## PROBLEM
Beneath this task is a listing; retype all of it exactly.

## RECORD EXTRACTS
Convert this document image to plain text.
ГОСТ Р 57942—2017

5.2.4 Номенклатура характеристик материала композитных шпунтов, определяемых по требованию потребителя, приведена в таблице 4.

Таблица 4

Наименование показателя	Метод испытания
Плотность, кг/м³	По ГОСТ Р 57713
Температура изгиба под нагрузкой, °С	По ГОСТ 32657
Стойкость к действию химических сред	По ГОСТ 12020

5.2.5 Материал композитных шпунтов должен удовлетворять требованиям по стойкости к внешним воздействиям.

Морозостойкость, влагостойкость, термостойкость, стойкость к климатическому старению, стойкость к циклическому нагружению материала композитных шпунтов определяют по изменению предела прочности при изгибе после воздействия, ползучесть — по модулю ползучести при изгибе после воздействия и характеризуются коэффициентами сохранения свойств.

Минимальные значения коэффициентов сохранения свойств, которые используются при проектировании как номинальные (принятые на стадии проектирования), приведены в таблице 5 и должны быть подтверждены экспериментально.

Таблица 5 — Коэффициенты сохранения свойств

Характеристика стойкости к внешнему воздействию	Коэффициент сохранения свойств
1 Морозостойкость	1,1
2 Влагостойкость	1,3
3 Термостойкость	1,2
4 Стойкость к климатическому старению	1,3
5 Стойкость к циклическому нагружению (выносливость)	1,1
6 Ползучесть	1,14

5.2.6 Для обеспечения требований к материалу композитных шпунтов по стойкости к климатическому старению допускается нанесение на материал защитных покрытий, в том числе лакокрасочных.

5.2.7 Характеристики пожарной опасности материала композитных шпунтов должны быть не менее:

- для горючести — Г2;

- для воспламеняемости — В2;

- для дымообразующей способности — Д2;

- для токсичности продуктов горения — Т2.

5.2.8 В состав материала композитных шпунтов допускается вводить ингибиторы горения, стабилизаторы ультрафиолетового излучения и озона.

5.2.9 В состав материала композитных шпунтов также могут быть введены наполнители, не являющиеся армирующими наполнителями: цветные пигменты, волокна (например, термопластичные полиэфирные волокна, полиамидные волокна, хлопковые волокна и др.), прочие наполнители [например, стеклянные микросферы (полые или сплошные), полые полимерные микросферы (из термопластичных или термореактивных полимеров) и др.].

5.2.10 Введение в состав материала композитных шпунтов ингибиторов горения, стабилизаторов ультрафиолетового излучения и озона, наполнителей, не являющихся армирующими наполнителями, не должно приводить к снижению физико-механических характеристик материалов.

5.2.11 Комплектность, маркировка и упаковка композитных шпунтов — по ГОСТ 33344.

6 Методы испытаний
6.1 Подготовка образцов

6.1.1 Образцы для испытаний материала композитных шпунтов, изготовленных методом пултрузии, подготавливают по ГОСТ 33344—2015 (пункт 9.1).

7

## RESULT OF THE EXERCISE
Convert this document image to plain text.
ГОСТ Р 57942—2017

5.2.4 Номенклатура характеристик материала композитных шпунтов, определяемых по требованию потребителя, приведена в таблице 4.

Таблица 4

Наименование показателя	Метод испытания
Плотность, кг/м³	По ГОСТ Р 57713
Температура изгиба под нагрузкой, °С	По ГОСТ 32657
Стойкость к действию химических сред	По ГОСТ 12020

5.2.5 Материал композитных шпунтов должен удовлетворять требованиям по стойкости к внешним воздействиям.

Морозостойкость, влагостойкость, термостойкость, стойкость к климатическому старению, стойкость к циклическому нагружению материала композитных шпунтов определяют по изменению предела прочности при изгибе после воздействия, ползучесть — по модулю ползучести при изгибе после воздействия и характеризуются коэффициентами сохранения свойств.

Минимальные значения коэффициентов сохранения свойств, которые используются при проектировании как номинальные (принятые на стадии проектирования), приведены в таблице 5 и должны быть подтверждены экспериментально.

Таблица 5 — Коэффициенты сохранения свойств

Характеристика стойкости к внешнему воздействию	Коэффициент сохранения свойств
1 Морозостойкость	1,1
2 Влагостойкость	1,3
3 Термостойкость	1,2
4 Стойкость к климатическому старению	1,3
5 Стойкость к циклическому нагружению (выносливость)	1,1
6 Ползучесть	1,14

5.2.6 Для обеспечения требований к материалу композитных шпунтов по стойкости к климатическому старению допускается нанесение на материал защитных покрытий, в том числе лакокрасочных.

5.2.7 Характеристики пожарной опасности материала композитных шпунтов должны быть не менее:

- для горючести — Г2;

- для воспламеняемости — В2;

- для дымообразующей способности — Д2;

- для токсичности продуктов горения — Т2.

5.2.8 В состав материала композитных шпунтов допускается вводить ингибиторы горения, стабилизаторы ультрафиолетового излучения и озона.

5.2.9 В состав материала композитных шпунтов также могут быть введены наполнители, не являющиеся армирующими наполнителями: цветные пигменты, волокна (например, термопластичные полиэфирные волокна, полиамидные волокна, хлопковые волокна и др.), прочие наполнители [например, стеклянные микросферы (полые или сплошные), полые полимерные микросферы (из термопластичных или термореактивных полимеров) и др.].

5.2.10 Введение в состав материала композитных шпунтов ингибиторов горения, стабилизаторов ультрафиолетового излучения и озона, наполнителей, не являющихся армирующими наполнителями, не должно приводить к снижению физико-механических характеристик материалов.

5.2.11 Комплектность, маркировка и упаковка композитных шпунтов — по ГОСТ 33344.

6 Методы испытаний
6.1 Подготовка образцов

6.1.1 Образцы для испытаний материала композитных шпунтов, изготовленных методом пултрузии, подготавливают по ГОСТ 33344—2015 (пункт 9.1).

7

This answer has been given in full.